→ **TASK OBJECTIVE**: Which lines hold the word "JSON"? Copy each one.

→ **EXTRACTED RECORDS**:
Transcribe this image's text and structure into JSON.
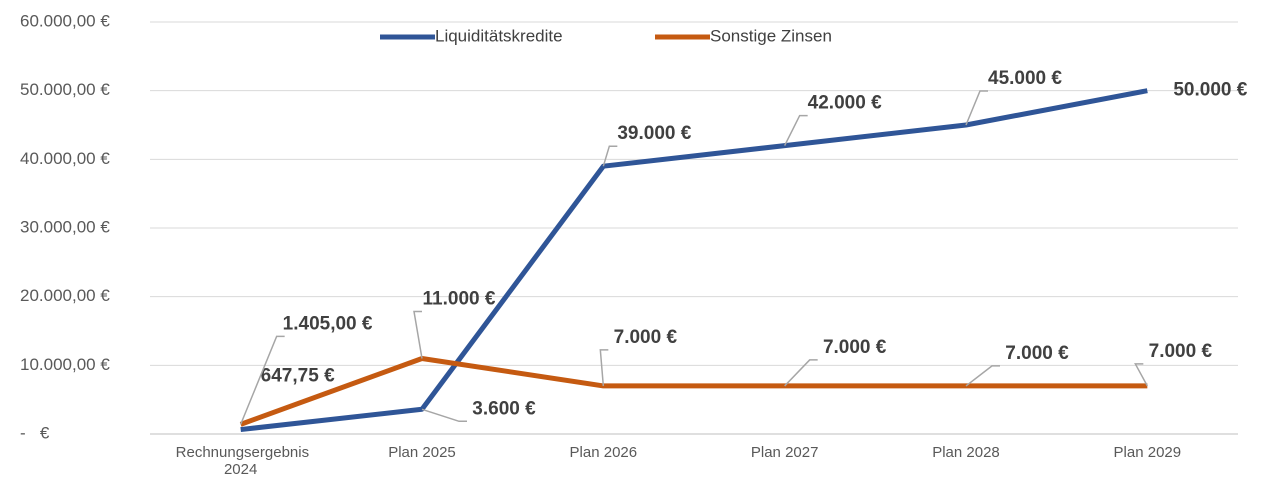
{
  "chart_data": {
    "type": "line",
    "categories": [
      "Rechnungsergebnis 2024",
      "Plan 2025",
      "Plan 2026",
      "Plan 2027",
      "Plan 2028",
      "Plan 2029"
    ],
    "series": [
      {
        "name": "Liquiditätskredite",
        "color": "#2f5597",
        "values": [
          647.75,
          3600,
          39000,
          42000,
          45000,
          50000
        ],
        "value_labels": [
          "647,75 €",
          "3.600 €",
          "39.000 €",
          "42.000 €",
          "45.000 €",
          "50.000 €"
        ]
      },
      {
        "name": "Sonstige Zinsen",
        "color": "#c55a11",
        "values": [
          1405,
          11000,
          7000,
          7000,
          7000,
          7000
        ],
        "value_labels": [
          "1.405,00 €",
          "11.000 €",
          "7.000 €",
          "7.000 €",
          "7.000 €",
          "7.000 €"
        ]
      }
    ],
    "ylim": [
      0,
      60000
    ],
    "yticks": [
      {
        "value": 0,
        "label": "-   €"
      },
      {
        "value": 10000,
        "label": "10.000,00 €"
      },
      {
        "value": 20000,
        "label": "20.000,00 €"
      },
      {
        "value": 30000,
        "label": "30.000,00 €"
      },
      {
        "value": 40000,
        "label": "40.000,00 €"
      },
      {
        "value": 50000,
        "label": "50.000,00 €"
      },
      {
        "value": 60000,
        "label": "60.000,00 €"
      }
    ],
    "grid": true,
    "legend": "top"
  }
}
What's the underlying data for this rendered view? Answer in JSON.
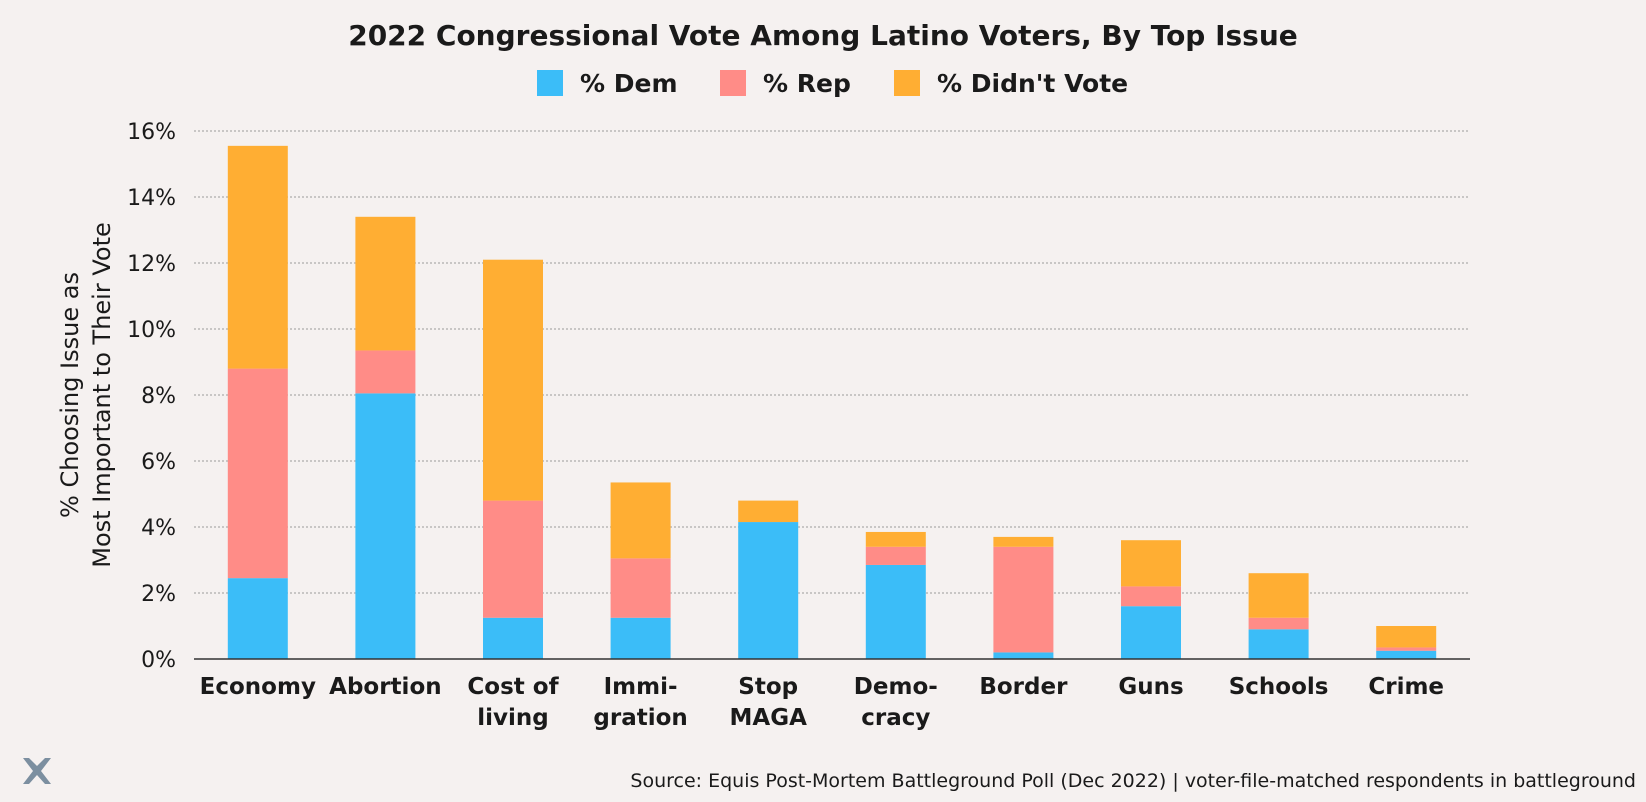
{
  "brand": {
    "logo_icon": "equis-x-logo-icon",
    "logo_color": "#7c8fa0"
  },
  "chart_data": {
    "type": "bar",
    "stacked": true,
    "title": "2022 Congressional Vote Among Latino Voters, By Top Issue",
    "ylabel": [
      "% Choosing Issue as",
      "Most Important to Their Vote"
    ],
    "ylim": [
      0,
      16
    ],
    "yticks": [
      0,
      2,
      4,
      6,
      8,
      10,
      12,
      14,
      16
    ],
    "ytick_labels": [
      "0%",
      "2%",
      "4%",
      "6%",
      "8%",
      "10%",
      "12%",
      "14%",
      "16%"
    ],
    "grid": true,
    "legend_position": "top-center",
    "categories": [
      "Economy",
      "Abortion",
      "Cost of living",
      "Immigration",
      "Stop MAGA",
      "Democracy",
      "Border",
      "Guns",
      "Schools",
      "Crime"
    ],
    "category_labels": [
      [
        "Economy"
      ],
      [
        "Abortion"
      ],
      [
        "Cost of",
        "living"
      ],
      [
        "Immi-",
        "gration"
      ],
      [
        "Stop",
        "MAGA"
      ],
      [
        "Demo-",
        "cracy"
      ],
      [
        "Border"
      ],
      [
        "Guns"
      ],
      [
        "Schools"
      ],
      [
        "Crime"
      ]
    ],
    "series": [
      {
        "name": "% Dem",
        "color": "#3bbdf8",
        "values": [
          2.45,
          8.05,
          1.25,
          1.25,
          4.15,
          2.85,
          0.2,
          1.6,
          0.9,
          0.25
        ]
      },
      {
        "name": "% Rep",
        "color": "#ff8c87",
        "values": [
          6.35,
          1.3,
          3.55,
          1.8,
          0.0,
          0.55,
          3.2,
          0.6,
          0.35,
          0.1
        ]
      },
      {
        "name": "% Didn't Vote",
        "color": "#ffae33",
        "values": [
          6.75,
          4.05,
          7.3,
          2.3,
          0.65,
          0.45,
          0.3,
          1.4,
          1.35,
          0.65
        ]
      }
    ],
    "source": "Source: Equis Post-Mortem Battleground Poll (Dec 2022) | voter-file-matched respondents in battleground"
  }
}
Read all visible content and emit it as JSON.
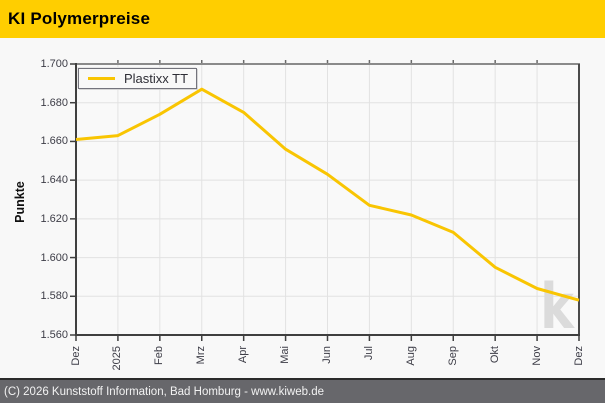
{
  "header": {
    "title": "KI Polymerpreise"
  },
  "chart": {
    "y_axis_title": "Punkte",
    "series_name": "Plastixx TT",
    "watermark": "k"
  },
  "colors": {
    "header_background": "#FFCE00",
    "series_line": "#F9C502",
    "footer_background": "#67676B",
    "footer_border": "#2B2B2B",
    "watermark": "#DBDBDB",
    "grid": "#E2E2E2",
    "axis_dark": "#3F3F3F",
    "axis_top": "#8A8A8A",
    "axis_right": "#4A4A4A",
    "tick_label": "#3D3D47"
  },
  "chart_data": {
    "type": "line",
    "title": "KI Polymerpreise",
    "xlabel": "",
    "ylabel": "Punkte",
    "categories": [
      "Dez",
      "2025",
      "Feb",
      "Mrz",
      "Apr",
      "Mai",
      "Jun",
      "Jul",
      "Aug",
      "Sep",
      "Okt",
      "Nov",
      "Dez"
    ],
    "series": [
      {
        "name": "Plastixx TT",
        "values": [
          1661,
          1663,
          1674,
          1687,
          1675,
          1656,
          1643,
          1627,
          1622,
          1613,
          1595,
          1584,
          1578
        ]
      }
    ],
    "ylim": [
      1560,
      1700
    ],
    "y_tick_step": 20,
    "y_tick_labels": [
      "1.700",
      "1.680",
      "1.660",
      "1.640",
      "1.620",
      "1.600",
      "1.580",
      "1.560"
    ],
    "grid": true,
    "legend_position": "top-left"
  },
  "footer": {
    "copyright": "(C) 2026 Kunststoff Information, Bad Homburg - www.kiweb.de"
  }
}
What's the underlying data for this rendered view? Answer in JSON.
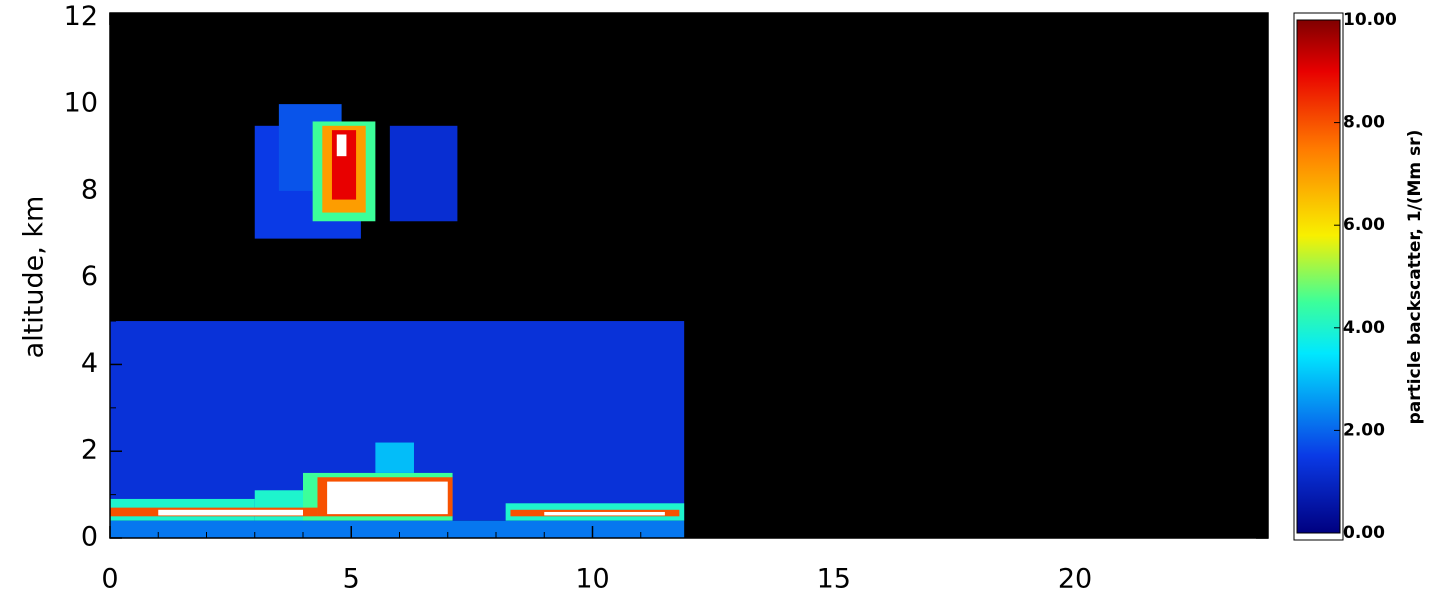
{
  "chart_data": {
    "type": "heatmap",
    "ylabel": "altitude, km",
    "colorbar_label": "particle backscatter, 1/(Mm sr)",
    "xlim": [
      0,
      24
    ],
    "ylim": [
      0,
      12.1
    ],
    "xticks": [
      0,
      5,
      10,
      15,
      20
    ],
    "x_minor_ticks": [
      1,
      2,
      3,
      4,
      6,
      7,
      8,
      9,
      11,
      12,
      13,
      14,
      16,
      17,
      18,
      19,
      21,
      22,
      23,
      24
    ],
    "yticks": [
      0,
      2,
      4,
      6,
      8,
      10,
      12
    ],
    "y_minor_ticks": [
      1,
      3,
      5,
      7,
      9,
      11
    ],
    "clim": [
      0,
      10
    ],
    "cticks": [
      {
        "value": 0,
        "label": "0.00"
      },
      {
        "value": 2,
        "label": "2.00"
      },
      {
        "value": 4,
        "label": "4.00"
      },
      {
        "value": 6,
        "label": "6.00"
      },
      {
        "value": 8,
        "label": "8.00"
      },
      {
        "value": 10,
        "label": "10.00"
      }
    ],
    "colormap": {
      "values": [
        0,
        1.5,
        3.5,
        4.5,
        5.8,
        7.5,
        9,
        10
      ],
      "colors": [
        "#000080",
        "#0a3ae6",
        "#00e8ff",
        "#3cff9a",
        "#f8f000",
        "#ff7a00",
        "#e80000",
        "#800000"
      ]
    },
    "over_color": "#ffffff",
    "background": "#000000",
    "cells": [
      {
        "x": [
          0,
          11.9
        ],
        "y": [
          0,
          0.4
        ],
        "value": 2.2
      },
      {
        "x": [
          0,
          11.9
        ],
        "y": [
          0.4,
          5.0
        ],
        "value": 1.3
      },
      {
        "x": [
          0,
          3
        ],
        "y": [
          0.4,
          0.9
        ],
        "value": 4
      },
      {
        "x": [
          3,
          4
        ],
        "y": [
          0.4,
          1.1
        ],
        "value": 4
      },
      {
        "x": [
          4,
          7.1
        ],
        "y": [
          0.4,
          1.5
        ],
        "value": 4.5
      },
      {
        "x": [
          4.3,
          7.1
        ],
        "y": [
          0.5,
          1.4
        ],
        "value": 8
      },
      {
        "x": [
          4.5,
          7
        ],
        "y": [
          0.55,
          1.3
        ],
        "value": 12
      },
      {
        "x": [
          0,
          4.3
        ],
        "y": [
          0.5,
          0.7
        ],
        "value": 8
      },
      {
        "x": [
          1,
          4
        ],
        "y": [
          0.52,
          0.65
        ],
        "value": 12
      },
      {
        "x": [
          8.2,
          11.9
        ],
        "y": [
          0.4,
          0.8
        ],
        "value": 4
      },
      {
        "x": [
          8.3,
          11.8
        ],
        "y": [
          0.5,
          0.65
        ],
        "value": 8
      },
      {
        "x": [
          9,
          11.5
        ],
        "y": [
          0.52,
          0.6
        ],
        "value": 12
      },
      {
        "x": [
          5.5,
          6.3
        ],
        "y": [
          1.5,
          2.2
        ],
        "value": 3
      },
      {
        "x": [
          3,
          5.2
        ],
        "y": [
          6.9,
          9.5
        ],
        "value": 1.5
      },
      {
        "x": [
          3.5,
          4.8
        ],
        "y": [
          8.0,
          10.0
        ],
        "value": 1.8
      },
      {
        "x": [
          4.2,
          5.5
        ],
        "y": [
          7.3,
          9.6
        ],
        "value": 4.5
      },
      {
        "x": [
          4.4,
          5.3
        ],
        "y": [
          7.5,
          9.5
        ],
        "value": 7
      },
      {
        "x": [
          4.6,
          5.1
        ],
        "y": [
          7.8,
          9.4
        ],
        "value": 9
      },
      {
        "x": [
          4.7,
          4.9
        ],
        "y": [
          8.8,
          9.3
        ],
        "value": 12
      },
      {
        "x": [
          5.8,
          7.2
        ],
        "y": [
          7.3,
          9.5
        ],
        "value": 1.2
      }
    ]
  }
}
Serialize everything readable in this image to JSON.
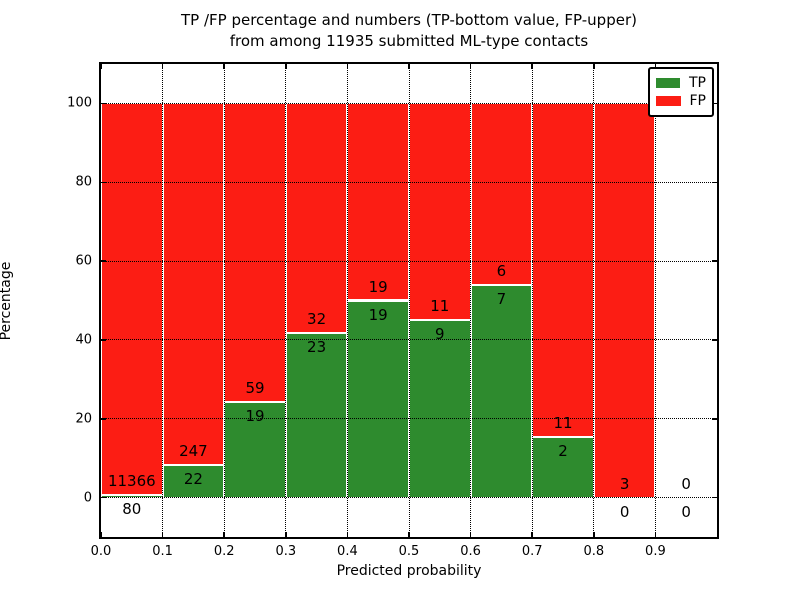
{
  "title": {
    "line1": "TP /FP percentage and numbers (TP-bottom value, FP-upper)",
    "line2": "from among 11935 submitted ML-type contacts"
  },
  "axes": {
    "ylabel": "Percentage",
    "xlabel": "Predicted probability"
  },
  "legend": {
    "items": [
      {
        "label": "TP",
        "color": "#2e8b2e"
      },
      {
        "label": "FP",
        "color": "#fc1d14"
      }
    ]
  },
  "colors": {
    "tp_green": "#2e8b2e",
    "fp_red": "#fc1d14",
    "frame": "#000000",
    "background": "#ffffff",
    "bar_edge": "#ffffff"
  },
  "chart_data": {
    "type": "bar",
    "stacked": true,
    "normalized_to_percent": true,
    "title": "TP /FP percentage and numbers (TP-bottom value, FP-upper) from among 11935 submitted ML-type contacts",
    "xlabel": "Predicted probability",
    "ylabel": "Percentage",
    "total_contacts": 11935,
    "bin_edges": [
      0.0,
      0.1,
      0.2,
      0.3,
      0.4,
      0.5,
      0.6,
      0.7,
      0.8,
      0.9,
      1.0
    ],
    "series": [
      {
        "name": "TP",
        "color": "#2e8b2e",
        "values": [
          80,
          22,
          19,
          23,
          19,
          9,
          7,
          2,
          0,
          0
        ]
      },
      {
        "name": "FP",
        "color": "#fc1d14",
        "values": [
          11366,
          247,
          59,
          32,
          19,
          11,
          6,
          11,
          3,
          0
        ]
      }
    ],
    "tp_percent_per_bin": [
      0.7,
      8.18,
      24.36,
      41.82,
      50.0,
      45.0,
      53.85,
      15.38,
      0.0,
      null
    ],
    "xlim": [
      0.0,
      1.0
    ],
    "ylim": [
      -10,
      110
    ],
    "x_ticks": [
      {
        "label": "0.0",
        "value": 0.0
      },
      {
        "label": "0.1",
        "value": 0.1
      },
      {
        "label": "0.2",
        "value": 0.2
      },
      {
        "label": "0.3",
        "value": 0.3
      },
      {
        "label": "0.4",
        "value": 0.4
      },
      {
        "label": "0.5",
        "value": 0.5
      },
      {
        "label": "0.6",
        "value": 0.6
      },
      {
        "label": "0.7",
        "value": 0.7
      },
      {
        "label": "0.8",
        "value": 0.8
      },
      {
        "label": "0.9",
        "value": 0.9
      }
    ],
    "y_ticks": [
      {
        "label": "0",
        "value": 0
      },
      {
        "label": "20",
        "value": 20
      },
      {
        "label": "40",
        "value": 40
      },
      {
        "label": "60",
        "value": 60
      },
      {
        "label": "80",
        "value": 80
      },
      {
        "label": "100",
        "value": 100
      }
    ],
    "grid": "dotted",
    "legend_position": "upper right"
  }
}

→ **RESPONSE BELOW**:
Transcribe this image's text and structure into JSON.
What's the underlying data for this rendered view? Answer in JSON.
Read all visible content and emit it as JSON.
What's the underlying data for this rendered view? Answer in JSON.
Serialize everything readable in this image to JSON.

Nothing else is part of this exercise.